# WHAT IS ASKED:
Nothing in the records may be left out or altered; reproduce them all exactly.

# START OF SUPPLIED MATERIAL

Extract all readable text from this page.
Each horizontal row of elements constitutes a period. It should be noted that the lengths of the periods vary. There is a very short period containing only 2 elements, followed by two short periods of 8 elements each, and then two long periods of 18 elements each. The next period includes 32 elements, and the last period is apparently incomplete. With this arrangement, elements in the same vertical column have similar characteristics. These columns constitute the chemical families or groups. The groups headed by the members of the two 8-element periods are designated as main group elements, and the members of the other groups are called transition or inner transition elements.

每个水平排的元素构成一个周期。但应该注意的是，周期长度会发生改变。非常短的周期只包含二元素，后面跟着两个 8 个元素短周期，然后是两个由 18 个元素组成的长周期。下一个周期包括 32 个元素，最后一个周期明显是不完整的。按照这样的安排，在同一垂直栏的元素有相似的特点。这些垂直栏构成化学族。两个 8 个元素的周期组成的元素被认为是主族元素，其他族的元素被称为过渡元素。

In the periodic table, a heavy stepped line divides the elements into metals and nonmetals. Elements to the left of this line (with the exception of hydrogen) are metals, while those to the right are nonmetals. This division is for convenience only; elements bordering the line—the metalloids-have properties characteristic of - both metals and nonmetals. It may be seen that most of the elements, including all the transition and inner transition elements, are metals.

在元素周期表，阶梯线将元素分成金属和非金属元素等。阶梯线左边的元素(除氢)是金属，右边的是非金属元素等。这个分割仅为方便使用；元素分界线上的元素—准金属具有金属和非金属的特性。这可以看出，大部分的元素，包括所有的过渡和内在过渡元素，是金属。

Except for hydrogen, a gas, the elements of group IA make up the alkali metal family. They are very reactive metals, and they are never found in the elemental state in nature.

# END OF SUPPLIED MATERIAL

# ANSWER TO THE PROBLEM:
Extract all readable text from this page.
Each horizontal row of elements constitutes a period. It should be noted that the lengths of the periods vary. There is a very short period containing only 2 elements, followed by two short periods of 8 elements each, and then two long periods of 18 elements each. The next period includes 32 elements, and the last period is apparently incomplete. With this arrangement, elements in the same vertical column have similar characteristics. These columns constitute the chemical families or groups. The groups headed by the members of the two 8-element periods are designated as main group elements, and the members of the other groups are called transition or inner transition elements.

每个水平排的元素构成一个周期。但应该注意的是，周期长度会发生改变。非常短的周期只包含二元素，后面跟着两个 8 个元素短周期，然后是两个由 18 个元素组成的长周期。下一个周期包括 32 个元素，最后一个周期明显是不完整的。按照这样的安排，在同一垂直栏的元素有相似的特点。这些垂直栏构成化学族。两个 8 个元素的周期组成的元素被认为是主族元素，其他族的元素被称为过渡元素。

In the periodic table, a heavy stepped line divides the elements into metals and nonmetals. Elements to the left of this line (with the exception of hydrogen) are metals, while those to the right are nonmetals. This division is for convenience only; elements bordering the line—the metalloids-have properties characteristic of - both metals and nonmetals. It may be seen that most of the elements, including all the transition and inner transition elements, are metals.

在元素周期表，阶梯线将元素分成金属和非金属元素等。阶梯线左边的元素(除氢)是金属，右边的是非金属元素等。这个分割仅为方便使用；元素分界线上的元素—准金属具有金属和非金属的特性。这可以看出，大部分的元素，包括所有的过渡和内在过渡元素，是金属。

Except for hydrogen, a gas, the elements of group IA make up the alkali metal family. They are very reactive metals, and they are never found in the elemental state in nature.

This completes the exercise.